─── DATA LINES
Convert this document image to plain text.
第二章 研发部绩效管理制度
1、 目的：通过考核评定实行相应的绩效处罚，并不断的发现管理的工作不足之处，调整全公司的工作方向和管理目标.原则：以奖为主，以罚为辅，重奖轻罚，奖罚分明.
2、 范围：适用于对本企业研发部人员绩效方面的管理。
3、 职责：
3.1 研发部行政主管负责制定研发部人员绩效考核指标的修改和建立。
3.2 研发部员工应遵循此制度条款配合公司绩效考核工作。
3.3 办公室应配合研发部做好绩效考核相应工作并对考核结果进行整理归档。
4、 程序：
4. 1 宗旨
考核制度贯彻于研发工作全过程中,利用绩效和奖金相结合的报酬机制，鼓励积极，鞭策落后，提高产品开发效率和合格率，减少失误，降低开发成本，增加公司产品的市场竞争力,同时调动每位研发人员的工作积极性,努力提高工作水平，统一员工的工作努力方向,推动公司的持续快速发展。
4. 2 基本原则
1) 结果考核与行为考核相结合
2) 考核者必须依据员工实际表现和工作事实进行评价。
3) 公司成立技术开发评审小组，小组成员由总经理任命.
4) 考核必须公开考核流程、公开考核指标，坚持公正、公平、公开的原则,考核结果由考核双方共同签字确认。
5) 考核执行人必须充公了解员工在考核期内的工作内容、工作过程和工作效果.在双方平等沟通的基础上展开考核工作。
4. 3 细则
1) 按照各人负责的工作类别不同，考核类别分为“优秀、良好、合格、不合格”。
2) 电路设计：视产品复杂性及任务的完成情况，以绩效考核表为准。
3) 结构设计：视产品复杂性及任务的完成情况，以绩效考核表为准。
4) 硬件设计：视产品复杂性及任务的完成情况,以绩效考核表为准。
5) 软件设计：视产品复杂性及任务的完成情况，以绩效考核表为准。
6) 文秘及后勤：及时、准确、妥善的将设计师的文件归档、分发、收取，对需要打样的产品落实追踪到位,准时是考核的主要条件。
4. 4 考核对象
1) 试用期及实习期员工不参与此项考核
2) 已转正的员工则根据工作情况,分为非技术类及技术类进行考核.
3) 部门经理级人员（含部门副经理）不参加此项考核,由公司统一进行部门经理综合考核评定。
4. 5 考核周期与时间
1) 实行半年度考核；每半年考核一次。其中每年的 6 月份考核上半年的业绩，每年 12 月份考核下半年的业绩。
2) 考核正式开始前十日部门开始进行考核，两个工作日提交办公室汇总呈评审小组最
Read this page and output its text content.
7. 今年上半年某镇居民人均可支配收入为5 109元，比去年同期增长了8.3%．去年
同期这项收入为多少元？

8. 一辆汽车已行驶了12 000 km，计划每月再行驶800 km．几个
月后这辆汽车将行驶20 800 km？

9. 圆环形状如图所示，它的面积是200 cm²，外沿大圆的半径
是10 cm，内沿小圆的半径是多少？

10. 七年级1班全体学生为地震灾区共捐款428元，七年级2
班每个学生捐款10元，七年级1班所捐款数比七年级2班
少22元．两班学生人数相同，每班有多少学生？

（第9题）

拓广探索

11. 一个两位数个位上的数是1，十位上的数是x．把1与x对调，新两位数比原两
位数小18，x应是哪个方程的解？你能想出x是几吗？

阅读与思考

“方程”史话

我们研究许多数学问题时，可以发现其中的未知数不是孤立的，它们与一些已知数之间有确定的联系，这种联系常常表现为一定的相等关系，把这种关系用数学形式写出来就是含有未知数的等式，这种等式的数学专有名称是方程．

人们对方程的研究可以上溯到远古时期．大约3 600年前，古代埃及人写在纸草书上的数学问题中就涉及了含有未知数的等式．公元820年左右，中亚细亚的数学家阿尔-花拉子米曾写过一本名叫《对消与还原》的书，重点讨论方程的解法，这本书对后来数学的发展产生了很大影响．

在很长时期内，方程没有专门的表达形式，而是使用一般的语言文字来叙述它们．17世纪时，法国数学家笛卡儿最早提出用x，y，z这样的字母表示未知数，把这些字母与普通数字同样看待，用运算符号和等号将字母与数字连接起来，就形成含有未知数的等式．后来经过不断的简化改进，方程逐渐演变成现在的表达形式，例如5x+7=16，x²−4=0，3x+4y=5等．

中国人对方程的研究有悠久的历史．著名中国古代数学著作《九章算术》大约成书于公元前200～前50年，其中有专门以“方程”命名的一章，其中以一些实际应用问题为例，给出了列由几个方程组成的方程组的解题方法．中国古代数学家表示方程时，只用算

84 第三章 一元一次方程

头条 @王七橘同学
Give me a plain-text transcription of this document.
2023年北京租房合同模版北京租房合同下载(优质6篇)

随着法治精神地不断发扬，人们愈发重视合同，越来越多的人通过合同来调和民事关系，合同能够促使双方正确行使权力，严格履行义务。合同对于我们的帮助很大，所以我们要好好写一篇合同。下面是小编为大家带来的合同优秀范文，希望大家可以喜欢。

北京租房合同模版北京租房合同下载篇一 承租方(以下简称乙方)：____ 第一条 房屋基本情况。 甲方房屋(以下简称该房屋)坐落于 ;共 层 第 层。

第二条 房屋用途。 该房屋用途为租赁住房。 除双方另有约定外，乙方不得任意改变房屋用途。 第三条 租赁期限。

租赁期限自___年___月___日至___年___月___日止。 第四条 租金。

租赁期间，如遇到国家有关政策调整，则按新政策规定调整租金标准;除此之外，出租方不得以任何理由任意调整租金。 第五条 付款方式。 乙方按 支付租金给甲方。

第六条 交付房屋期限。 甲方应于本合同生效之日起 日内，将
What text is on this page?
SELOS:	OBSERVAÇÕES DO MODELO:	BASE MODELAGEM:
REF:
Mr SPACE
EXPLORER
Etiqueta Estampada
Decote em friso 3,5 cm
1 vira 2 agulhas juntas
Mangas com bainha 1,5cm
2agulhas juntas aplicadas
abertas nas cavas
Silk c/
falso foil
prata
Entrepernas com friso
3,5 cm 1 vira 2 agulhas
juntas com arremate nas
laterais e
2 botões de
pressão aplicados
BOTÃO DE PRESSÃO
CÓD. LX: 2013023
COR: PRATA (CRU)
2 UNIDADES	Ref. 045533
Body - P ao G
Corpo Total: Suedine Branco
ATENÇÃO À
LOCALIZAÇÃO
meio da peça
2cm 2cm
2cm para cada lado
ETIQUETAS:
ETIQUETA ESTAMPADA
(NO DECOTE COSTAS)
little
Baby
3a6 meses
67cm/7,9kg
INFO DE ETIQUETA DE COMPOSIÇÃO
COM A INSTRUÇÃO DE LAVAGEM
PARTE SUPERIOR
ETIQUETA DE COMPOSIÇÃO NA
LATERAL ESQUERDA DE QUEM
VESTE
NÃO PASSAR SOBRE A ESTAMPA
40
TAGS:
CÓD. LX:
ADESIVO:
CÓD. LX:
──────
__WHAT IS EXPECTED__: Sift the material for lines with the string "COMPOSIÇÃO". Copy each one found.

__OUTPUT FOR THIS EXERCISE__:
INFO DE ETIQUETA DE COMPOSIÇÃO
ETIQUETA DE COMPOSIÇÃO NA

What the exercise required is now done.